■ **Aim of the exercise**: Every entry needs to be reproduced exactly.

[Figure contents as structured data]
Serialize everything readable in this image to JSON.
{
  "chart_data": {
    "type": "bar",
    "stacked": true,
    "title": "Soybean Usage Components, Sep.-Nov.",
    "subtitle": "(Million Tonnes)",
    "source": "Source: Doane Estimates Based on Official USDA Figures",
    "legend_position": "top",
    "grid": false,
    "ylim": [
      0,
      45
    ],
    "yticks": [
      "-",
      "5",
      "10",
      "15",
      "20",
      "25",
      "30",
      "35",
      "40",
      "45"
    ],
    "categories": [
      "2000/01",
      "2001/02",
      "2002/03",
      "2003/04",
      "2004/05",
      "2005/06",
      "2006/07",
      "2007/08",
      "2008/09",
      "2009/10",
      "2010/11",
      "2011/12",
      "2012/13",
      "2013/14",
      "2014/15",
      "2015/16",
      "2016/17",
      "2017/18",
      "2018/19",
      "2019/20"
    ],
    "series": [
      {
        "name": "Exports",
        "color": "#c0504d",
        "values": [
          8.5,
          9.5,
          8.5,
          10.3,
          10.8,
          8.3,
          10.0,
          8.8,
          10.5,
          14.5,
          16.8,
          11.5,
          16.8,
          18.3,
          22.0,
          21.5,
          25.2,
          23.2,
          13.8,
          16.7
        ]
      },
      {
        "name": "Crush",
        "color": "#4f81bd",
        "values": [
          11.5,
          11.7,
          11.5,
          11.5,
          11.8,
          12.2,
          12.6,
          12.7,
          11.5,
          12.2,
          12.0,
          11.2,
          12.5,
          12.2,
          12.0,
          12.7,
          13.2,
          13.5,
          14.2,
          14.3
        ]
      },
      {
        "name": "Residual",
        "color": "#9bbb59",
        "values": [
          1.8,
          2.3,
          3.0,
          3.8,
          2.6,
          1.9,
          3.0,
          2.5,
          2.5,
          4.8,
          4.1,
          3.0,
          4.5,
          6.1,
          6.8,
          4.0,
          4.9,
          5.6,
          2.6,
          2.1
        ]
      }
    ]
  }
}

■ **Written solution**:
Serialize everything readable in this image to JSON.
{
  "chart_data": {
    "type": "bar",
    "stacked": true,
    "title": "Soybean Usage Components, Sep.-Nov.",
    "subtitle": "(Million Tonnes)",
    "source": "Source: Doane Estimates Based on Official USDA Figures",
    "legend_position": "top",
    "grid": false,
    "ylim": [
      0,
      45
    ],
    "yticks": [
      "-",
      "5",
      "10",
      "15",
      "20",
      "25",
      "30",
      "35",
      "40",
      "45"
    ],
    "categories": [
      "2000/01",
      "2001/02",
      "2002/03",
      "2003/04",
      "2004/05",
      "2005/06",
      "2006/07",
      "2007/08",
      "2008/09",
      "2009/10",
      "2010/11",
      "2011/12",
      "2012/13",
      "2013/14",
      "2014/15",
      "2015/16",
      "2016/17",
      "2017/18",
      "2018/19",
      "2019/20"
    ],
    "series": [
      {
        "name": "Exports",
        "color": "#c0504d",
        "values": [
          8.5,
          9.5,
          8.5,
          10.3,
          10.8,
          8.3,
          10.0,
          8.8,
          10.5,
          14.5,
          16.8,
          11.5,
          16.8,
          18.3,
          22.0,
          21.5,
          25.2,
          23.2,
          13.8,
          16.7
        ]
      },
      {
        "name": "Crush",
        "color": "#4f81bd",
        "values": [
          11.5,
          11.7,
          11.5,
          11.5,
          11.8,
          12.2,
          12.6,
          12.7,
          11.5,
          12.2,
          12.0,
          11.2,
          12.5,
          12.2,
          12.0,
          12.7,
          13.2,
          13.5,
          14.2,
          14.3
        ]
      },
      {
        "name": "Residual",
        "color": "#9bbb59",
        "values": [
          1.8,
          2.3,
          3.0,
          3.8,
          2.6,
          1.9,
          3.0,
          2.5,
          2.5,
          4.8,
          4.1,
          3.0,
          4.5,
          6.1,
          6.8,
          4.0,
          4.9,
          5.6,
          2.6,
          2.1
        ]
      }
    ]
  }
}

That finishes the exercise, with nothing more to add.